*Instructions for the task:* Report how many lines contain "заявлению"; state the number and nothing else.

*Excerpted records:*
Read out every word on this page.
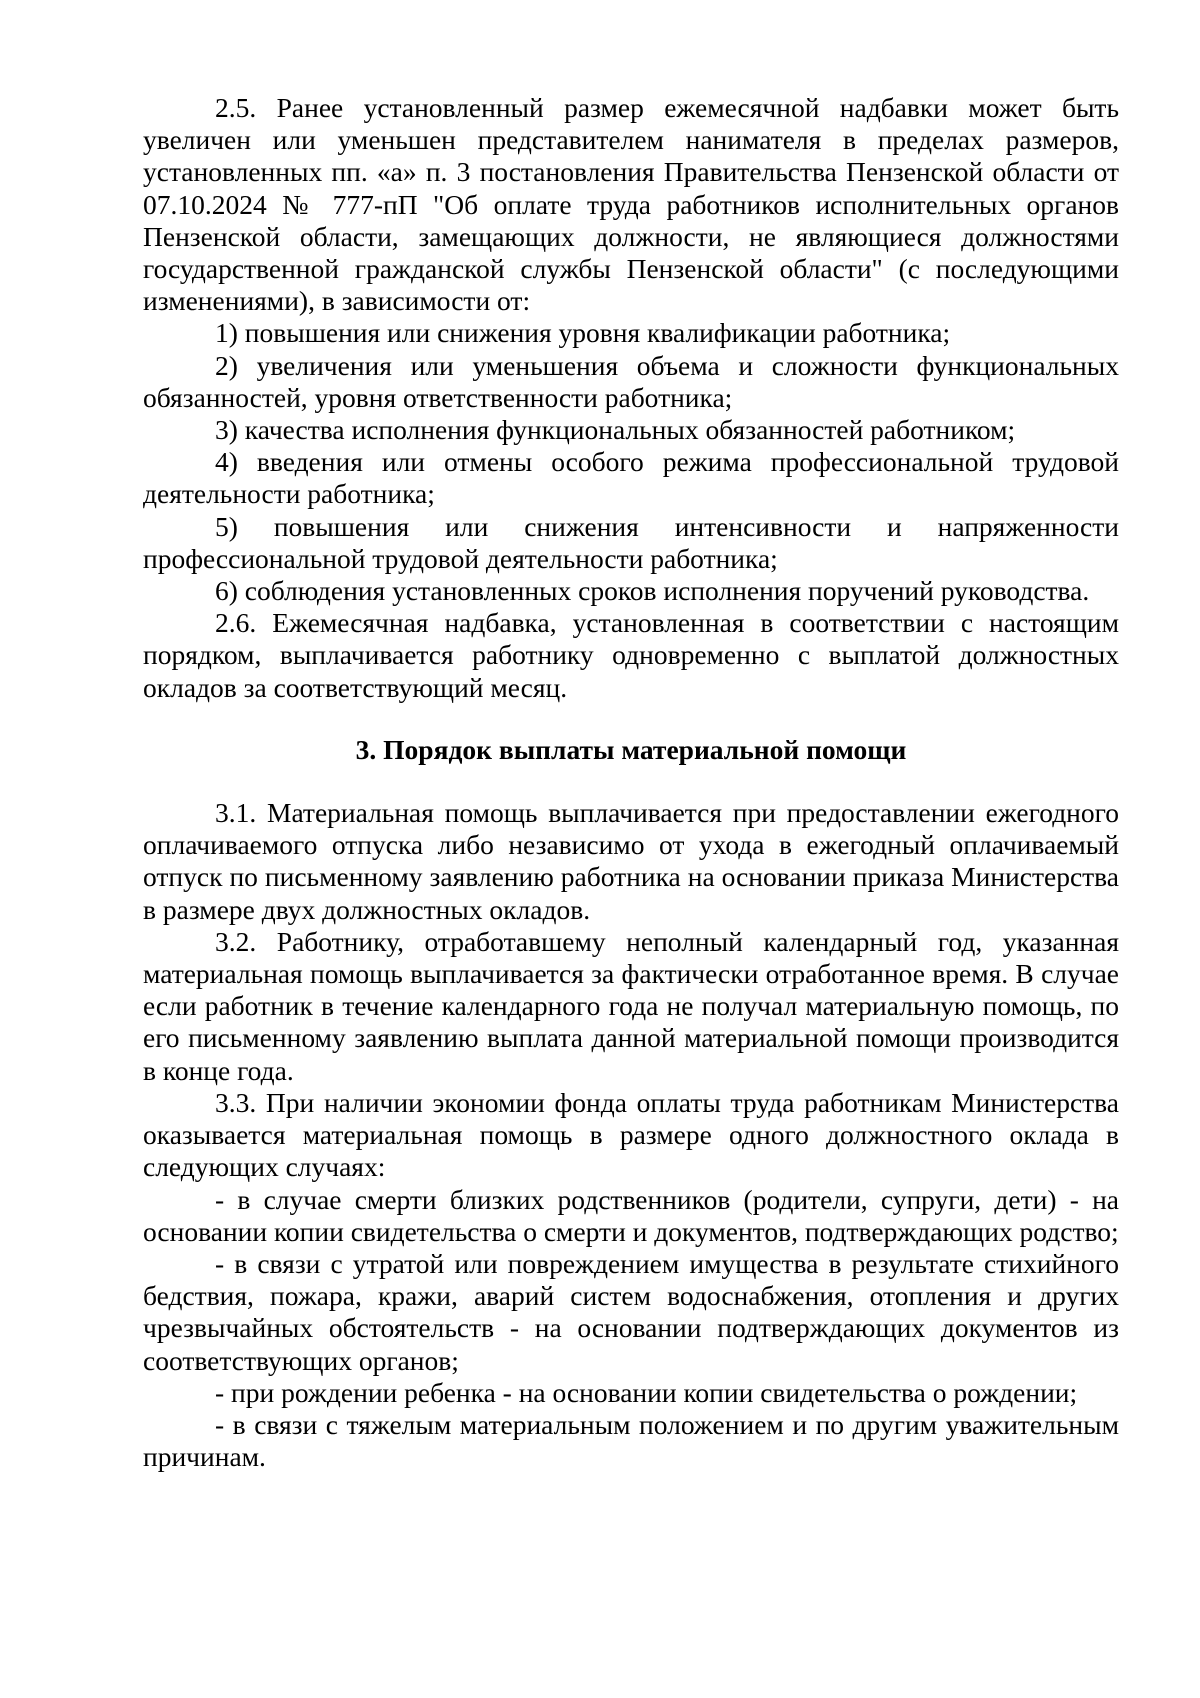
2.5. Ранее установленный размер ежемесячной надбавки может быть увеличен или уменьшен представителем нанимателя в пределах размеров, установленных пп. «а» п. 3 постановления Правительства Пензенской области от 07.10.2024 № 777-пП "Об оплате труда работников исполнительных органов Пензенской области, замещающих должности, не являющиеся должностями государственной гражданской службы Пензенской области" (с последующими изменениями), в зависимости от:

1) повышения или снижения уровня квалификации работника;

2) увеличения или уменьшения объема и сложности функциональных обязанностей, уровня ответственности работника;

3) качества исполнения функциональных обязанностей работником;

4) введения или отмены особого режима профессиональной трудовой деятельности работника;

5) повышения или снижения интенсивности и напряженности профессиональной трудовой деятельности работника;

6) соблюдения установленных сроков исполнения поручений руководства.

2.6. Ежемесячная надбавка, установленная в соответствии с настоящим порядком, выплачивается работнику одновременно с выплатой должностных окладов за соответствующий месяц.

3. Порядок выплаты материальной помощи

3.1. Материальная помощь выплачивается при предоставлении ежегодного оплачиваемого отпуска либо независимо от ухода в ежегодный оплачиваемый отпуск по письменному заявлению работника на основании приказа Министерства в размере двух должностных окладов.

3.2. Работнику, отработавшему неполный календарный год, указанная материальная помощь выплачивается за фактически отработанное время. В случае если работник в течение календарного года не получал материальную помощь, по его письменному заявлению выплата данной материальной помощи производится в конце года.

3.3. При наличии экономии фонда оплаты труда работникам Министерства оказывается материальная помощь в размере одного должностного оклада в следующих случаях:

- в случае смерти близких родственников (родители, супруги, дети) - на основании копии свидетельства о смерти и документов, подтверждающих родство;

- в связи с утратой или повреждением имущества в результате стихийного бедствия, пожара, кражи, аварий систем водоснабжения, отопления и других чрезвычайных обстоятельств - на основании подтверждающих документов из соответствующих органов;

- при рождении ребенка - на основании копии свидетельства о рождении;

- в связи с тяжелым материальным положением и по другим уважительным причинам.
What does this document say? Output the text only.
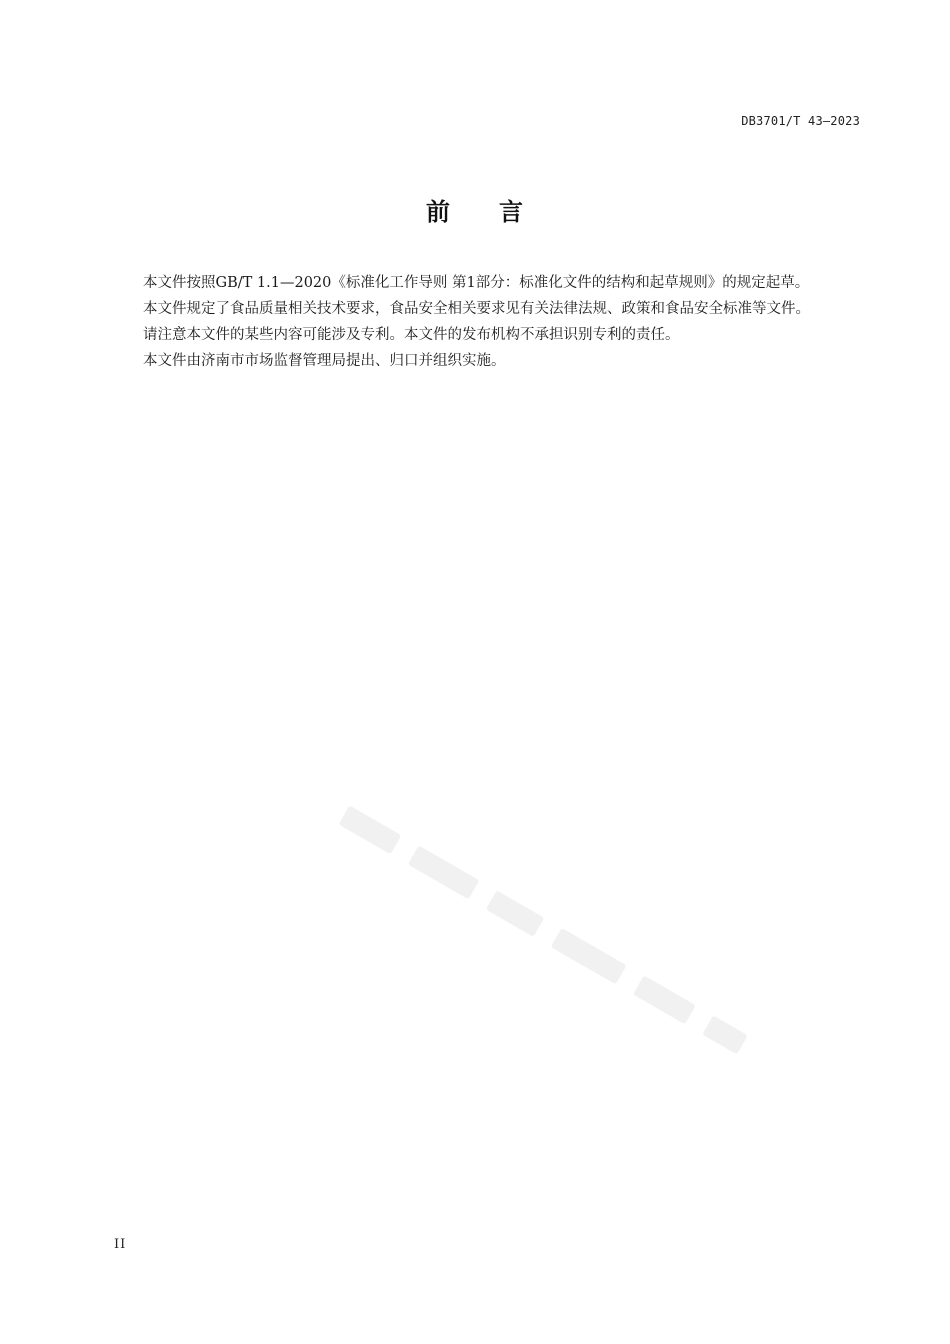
DB3701/T 43—2023
前 言

本文件按照GB/T 1.1—2020《标准化工作导则 第1部分：标准化文件的结构和起草规则》的规定起草。

本文件规定了食品质量相关技术要求，食品安全相关要求见有关法律法规、政策和食品安全标准等文件。

请注意本文件的某些内容可能涉及专利。本文件的发布机构不承担识别专利的责任。

本文件由济南市市场监督管理局提出、归口并组织实施。

II
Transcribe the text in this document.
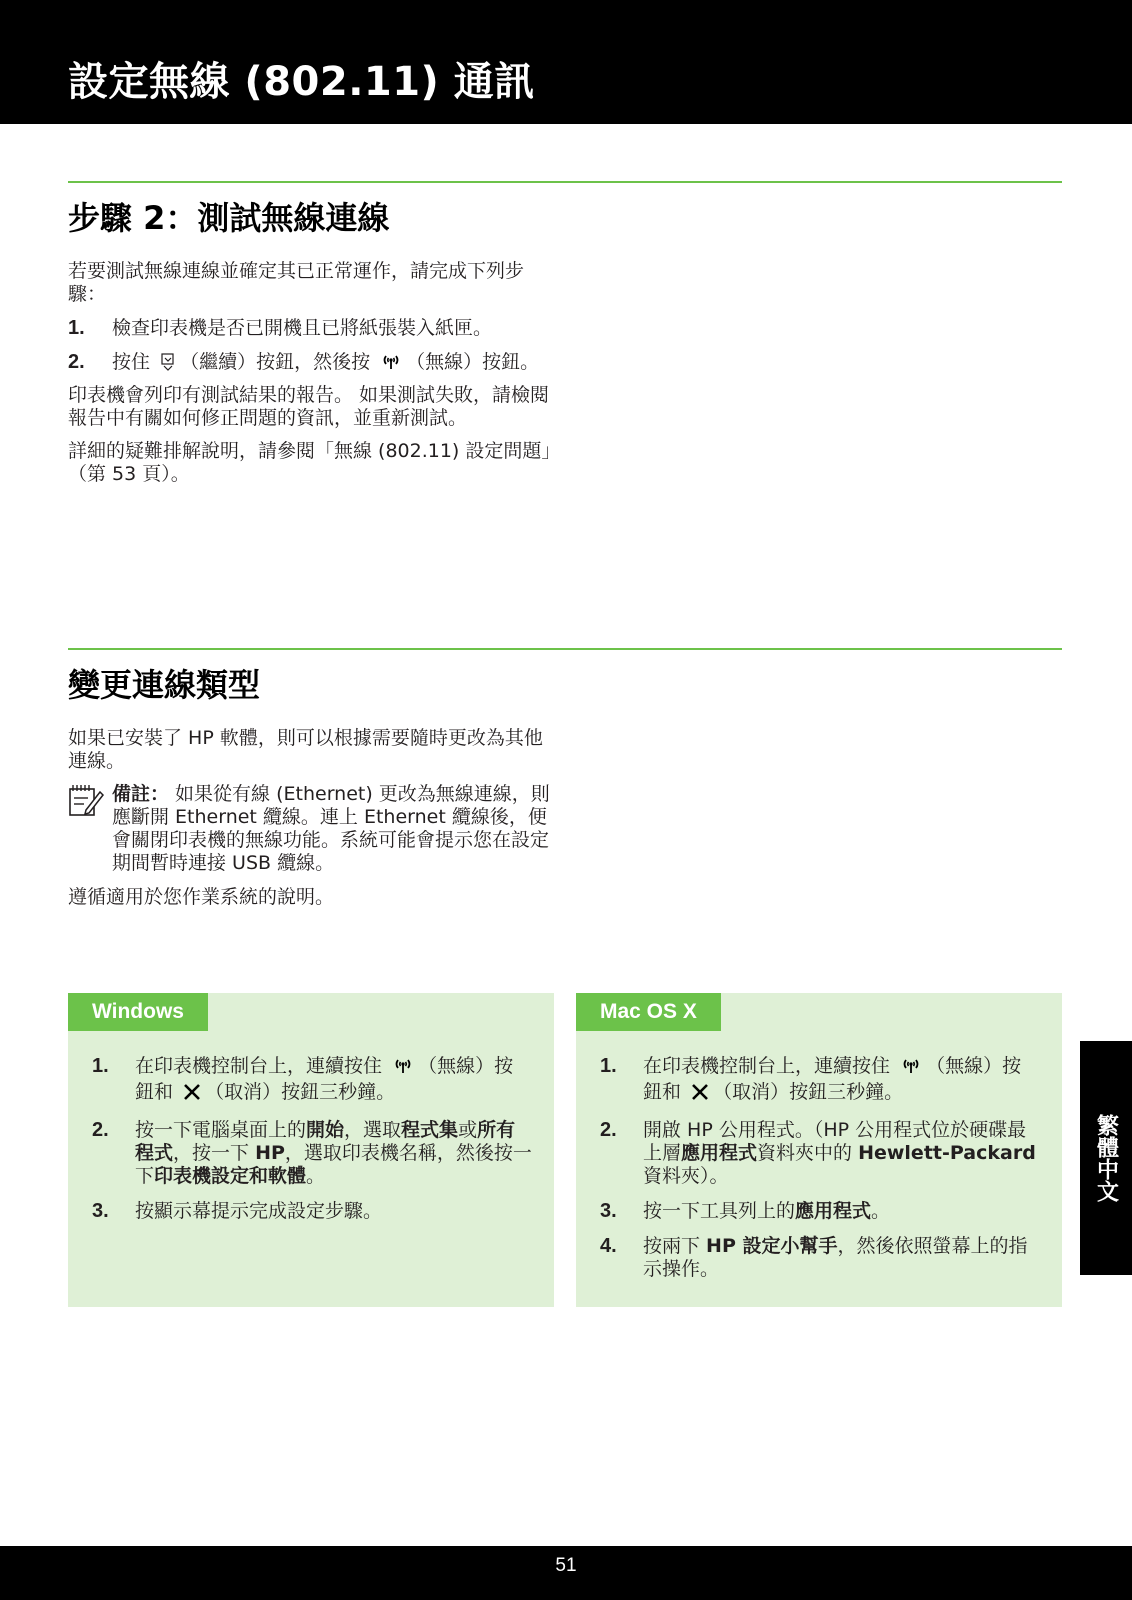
設定無線 (802.11) 通訊
步驟 2：測試無線連線

若要測試無線連線並確定其已正常運作，請完成下列步驟：

1.	檢查印表機是否已開機且已將紙張裝入紙匣。
2.	按住 （繼續）按鈕，然後按 （無線）按鈕。

印表機會列印有測試結果的報告。 如果測試失敗，請檢閱報告中有關如何修正問題的資訊，並重新測試。

詳細的疑難排解說明，請參閱「無線 (802.11) 設定問題」（第 53 頁）。

變更連線類型

如果已安裝了 HP 軟體，則可以根據需要隨時更改為其他連線。

備註： 如果從有線 (Ethernet) 更改為無線連線，則應斷開 Ethernet 纜線。連上 Ethernet 纜線後，便會關閉印表機的無線功能。系統可能會提示您在設定期間暫時連接 USB 纜線。

遵循適用於您作業系統的說明。

Windows
1.	在印表機控制台上，連續按住 （無線）按鈕和 （取消）按鈕三秒鐘。
2.	按一下電腦桌面上的開始，選取程式集或所有程式，按一下 HP，選取印表機名稱，然後按一下印表機設定和軟體。
3.	按顯示幕提示完成設定步驟。
Mac OS X
1.	在印表機控制台上，連續按住 （無線）按鈕和 （取消）按鈕三秒鐘。
2.	開啟 HP 公用程式。（HP 公用程式位於硬碟最上層應用程式資料夾中的 Hewlett-Packard 資料夾）。
3.	按一下工具列上的應用程式。
4.	按兩下 HP 設定小幫手，然後依照螢幕上的指示操作。
繁體中文
51
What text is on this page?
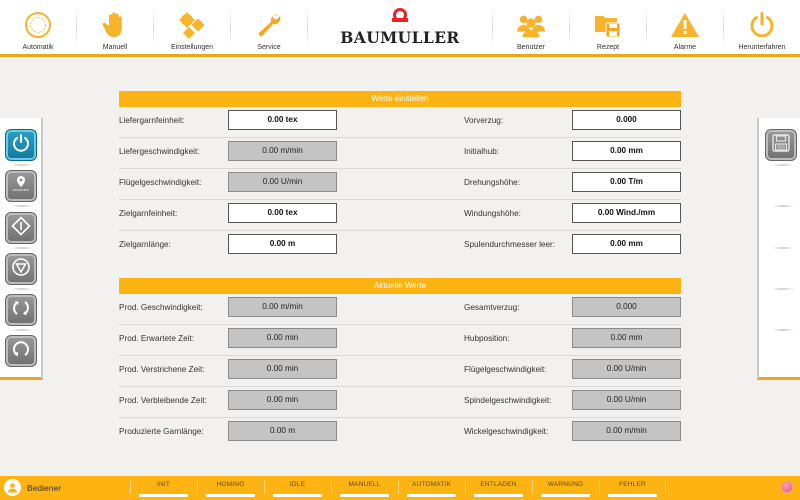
Automatik	Manuell	Einstellungen	Service
BAUMULLER
Benutzer	Rezept	Alarme	Herunterfahren
Werte einstellen
Liefergarnfeinheit:	0.00 tex
Liefergeschwindigkeit:	0.00 m/min
Flügelgeschwindigkeit:	0.00 U/min
Zielgarnfeinheit:	0.00 tex
Zielgarnlänge:	0.00 m
Vorverzug:	0.000
Initialhub:	0.00 mm
Drehungshöhe:	0.00 T/m
Windungshöhe:	0.00 Wind./mm
Spulendurchmesser leer:	0.00 mm
Aktuelle Werte
Prod. Geschwindigkeit:	0.00 m/min
Prod. Erwartete Zeit:	0.00 min
Prod. Verstrichene Zeit:	0.00 min
Prod. Verbleibende Zeit:	0.00 min
Produzierte Garnlänge:	0.00 m
Gesamtverzug:	0.000
Hubposition:	0.00 mm
Flügelgeschwindigkeit:	0.00 U/min
Spindelgeschwindigkeit:	0.00 U/min
Wickelgeschwindigkeit:	0.00 m/min
Bediener	INIT	HOMING	IDLE	MANUELL	AUTOMATIK	ENTLADEN	WARNUNG	FEHLER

*Solution to this exercise:* 2